**Page text**
When I quit vaping, one of my concerns was that I would start gaining weight. So I coincided that with a plan to eat well. The plan was rather basic: I would count my calories, come up with some targets, and take it from there. I know calorie counting is among the more crude measurements, but trying to take a holistic approach creates some compliance problems and a regimen is only as strong as its compliance rates. Anyway, long story short I didn’t even need to set targets because merely cataloging what I was eating got me to eat less. All of which is to say that I have become a calorie counter and that is helpful because it makes me think a lot more about what I eat and what corners I might be able to cut.
Thank goodness for calorie-counts on menus and packaging. Yay regulations! One of the discoveries (well, re-discoveries) is how calorie-rich my fancy coffee is. Not that I was having it every day, but when you’re counting calories and you’re having to account for a whopping 550 for coffee it has you looking to get creative. What I’ve found is that I can have two cups of a reasonable facsimile of my fancy coffee every day for about 100 calories total.
All I needed was combining different types of sweetener (instead of relying on just one), and most importantly a little bit of sugar.
You see, I had been trying to do it without any sugar. Sugar free syrup, artificial sweetener, and so on. The problem is that to get it up to the ideal sweetness threshold, I would have to put so much sweetener in there that it passed the tastes-acidic threshold that sweetener reaches when you over-rely on it. But while sweetener couldn’t do it on its own, it would boost the taste of real sugar far in excess to its calorie count. It’s taken me about three months to nail the formula down exactly (for optimal taste and calorie count), but I finally succeeded.
Whether coffee or soft drinks or desserts, store sweets usually come in two varieties: sugared and sugar-free. This is unfortunate, and has had me living a very sub-optimal coffee experience. The makers of such thing need to do a better job of trying to mix these things.

**Supplied data**
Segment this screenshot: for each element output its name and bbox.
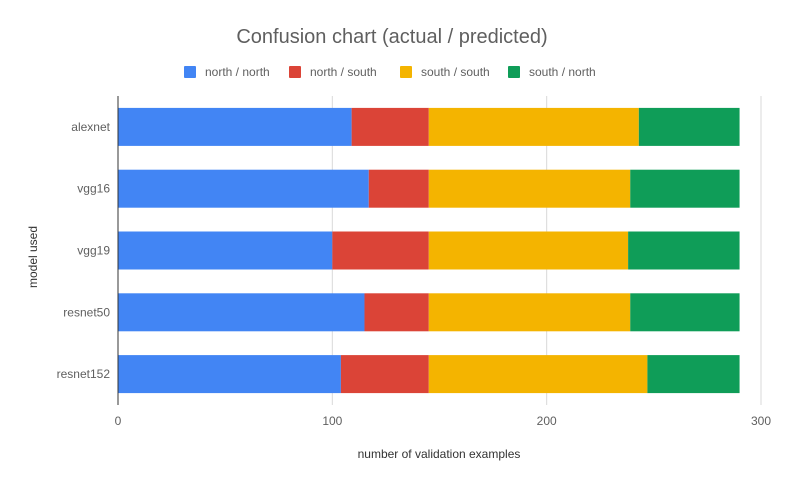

**What to do**
In the post above on cutting calories in coffee, copy word for word the stretch from "Whether coffee or" through "mix these things.".

**Task solution**
Whether coffee or soft drinks or desserts, store sweets usually come in two varieties: sugared and sugar-free. This is unfortunate, and has had me living a very sub-optimal coffee experience. The makers of such thing need to do a better job of trying to mix these things.